** Start Listing **

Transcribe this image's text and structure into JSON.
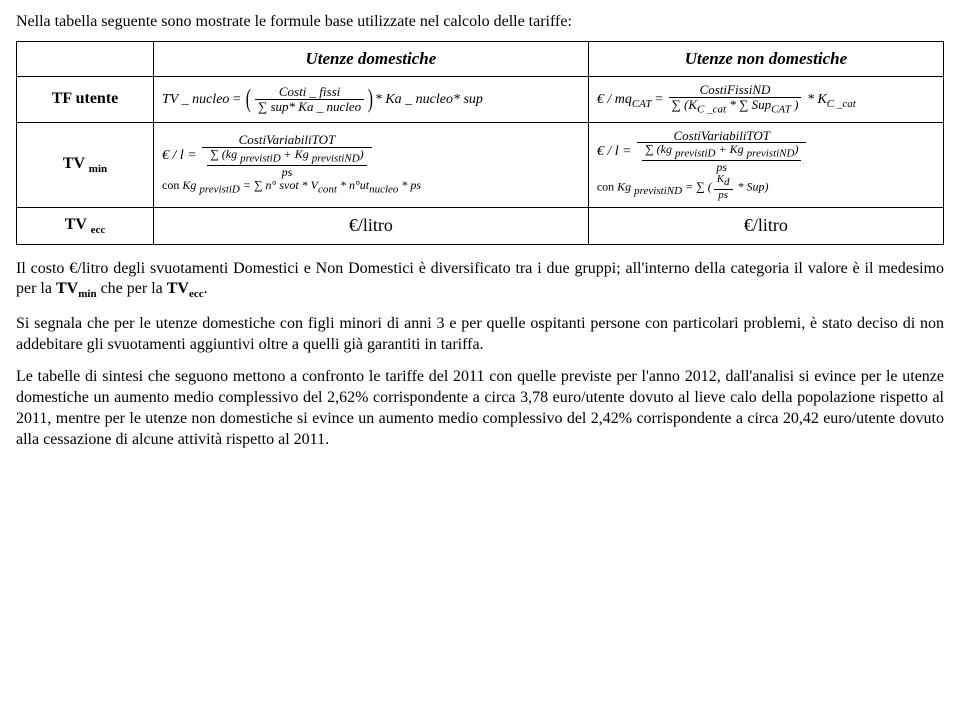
{
  "intro": "Nella tabella seguente sono mostrate le formule base utilizzate nel calcolo delle tariffe:",
  "table": {
    "col1_header": "Utenze domestiche",
    "col2_header": "Utenze non domestiche",
    "rows": {
      "r1_label": "TF utente",
      "r2_label_main": "TV",
      "r2_label_sub": "min",
      "r3_label_main": "TV",
      "r3_label_sub": "ecc",
      "tf_dom": {
        "lhs": "TV _ nucleo",
        "num": "Costi _ fissi",
        "den": "∑ sup* Ka _ nucleo",
        "tail": "* Ka _ nucleo* sup"
      },
      "tf_nd": {
        "lhs": "€ / mq",
        "lhs_sub": "CAT",
        "num": "CostiFissiND",
        "den_a": "∑ (K",
        "den_a_sub": "C _cat",
        "den_b": " * ∑ Sup",
        "den_b_sub": "CAT",
        "den_c": " )",
        "tail": " * K",
        "tail_sub": "C _cat"
      },
      "tv_dom": {
        "lhs": "€ / l =",
        "num": "CostiVariabiliTOT",
        "den": "∑ (kg ",
        "den_sub1": "previstiD",
        "den_mid": " + Kg ",
        "den_sub2": "previstiND",
        "den_end": ")",
        "ps": "ps",
        "con": "con ",
        "kg": "Kg ",
        "kg_sub": "previstiD",
        "eq": " = ∑ n° svot * V",
        "vcont_sub": "cont",
        "tail": " * n°ut",
        "tail_sub": "nucleo",
        "tail_end": " * ps"
      },
      "tv_nd": {
        "lhs": "€ / l =",
        "num": "CostiVariabiliTOT",
        "den": "∑ (kg ",
        "den_sub1": "previstiD",
        "den_mid": " + Kg ",
        "den_sub2": "previstiND",
        "den_end": ")",
        "ps": "ps",
        "con": "con ",
        "kg": "Kg ",
        "kg_sub": "previstiND",
        "eq": " = ∑ (",
        "kd": "K",
        "kd_sub": "d",
        "over": "ps",
        "tail": " * Sup)"
      },
      "litro": "€/litro"
    }
  },
  "p1a": "Il costo €/litro degli svuotamenti Domestici e Non Domestici è diversificato tra i due gruppi; all'interno della categoria il valore è il medesimo per la ",
  "p1_tv1": "TV",
  "p1_tv1_sub": "min",
  "p1b": " che per la ",
  "p1_tv2": "TV",
  "p1_tv2_sub": "ecc",
  "p1c": ".",
  "p2": "Si segnala che per le utenze domestiche con figli minori di anni 3 e per quelle ospitanti persone con particolari problemi, è stato deciso di non addebitare gli svuotamenti aggiuntivi oltre a quelli già garantiti in tariffa.",
  "p3": "Le tabelle di sintesi che seguono mettono a confronto le tariffe del 2011 con quelle previste per l'anno 2012, dall'analisi si evince per le utenze domestiche un aumento medio complessivo del 2,62% corrispondente a circa 3,78 euro/utente dovuto al lieve calo della popolazione rispetto al 2011, mentre per le utenze non domestiche si evince un aumento medio complessivo del 2,42% corrispondente a circa 20,42 euro/utente dovuto alla cessazione di alcune attività rispetto al 2011."
}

** End Listing **

● Exercise objective: Give all the lines above again, character for character, without pictures.

● Solution for this problem:
Transcribe this image's text and structure into JSON.
{
  "intro": "Nella tabella seguente sono mostrate le formule base utilizzate nel calcolo delle tariffe:",
  "table": {
    "col1_header": "Utenze domestiche",
    "col2_header": "Utenze non domestiche",
    "rows": {
      "r1_label": "TF utente",
      "r2_label_main": "TV",
      "r2_label_sub": "min",
      "r3_label_main": "TV",
      "r3_label_sub": "ecc",
      "tf_dom": {
        "lhs": "TV _ nucleo",
        "num": "Costi _ fissi",
        "den": "∑ sup* Ka _ nucleo",
        "tail": "* Ka _ nucleo* sup"
      },
      "tf_nd": {
        "lhs": "€ / mq",
        "lhs_sub": "CAT",
        "num": "CostiFissiND",
        "den_a": "∑ (K",
        "den_a_sub": "C _cat",
        "den_b": " * ∑ Sup",
        "den_b_sub": "CAT",
        "den_c": " )",
        "tail": " * K",
        "tail_sub": "C _cat"
      },
      "tv_dom": {
        "lhs": "€ / l =",
        "num": "CostiVariabiliTOT",
        "den": "∑ (kg ",
        "den_sub1": "previstiD",
        "den_mid": " + Kg ",
        "den_sub2": "previstiND",
        "den_end": ")",
        "ps": "ps",
        "con": "con ",
        "kg": "Kg ",
        "kg_sub": "previstiD",
        "eq": " = ∑ n° svot * V",
        "vcont_sub": "cont",
        "tail": " * n°ut",
        "tail_sub": "nucleo",
        "tail_end": " * ps"
      },
      "tv_nd": {
        "lhs": "€ / l =",
        "num": "CostiVariabiliTOT",
        "den": "∑ (kg ",
        "den_sub1": "previstiD",
        "den_mid": " + Kg ",
        "den_sub2": "previstiND",
        "den_end": ")",
        "ps": "ps",
        "con": "con ",
        "kg": "Kg ",
        "kg_sub": "previstiND",
        "eq": " = ∑ (",
        "kd": "K",
        "kd_sub": "d",
        "over": "ps",
        "tail": " * Sup)"
      },
      "litro": "€/litro"
    }
  },
  "p1a": "Il costo €/litro degli svuotamenti Domestici e Non Domestici è diversificato tra i due gruppi; all'interno della categoria il valore è il medesimo per la ",
  "p1_tv1": "TV",
  "p1_tv1_sub": "min",
  "p1b": " che per la ",
  "p1_tv2": "TV",
  "p1_tv2_sub": "ecc",
  "p1c": ".",
  "p2": "Si segnala che per le utenze domestiche con figli minori di anni 3 e per quelle ospitanti persone con particolari problemi, è stato deciso di non addebitare gli svuotamenti aggiuntivi oltre a quelli già garantiti in tariffa.",
  "p3": "Le tabelle di sintesi che seguono mettono a confronto le tariffe del 2011 con quelle previste per l'anno 2012, dall'analisi si evince per le utenze domestiche un aumento medio complessivo del 2,62% corrispondente a circa 3,78 euro/utente dovuto al lieve calo della popolazione rispetto al 2011, mentre per le utenze non domestiche si evince un aumento medio complessivo del 2,42% corrispondente a circa 20,42 euro/utente dovuto alla cessazione di alcune attività rispetto al 2011."
}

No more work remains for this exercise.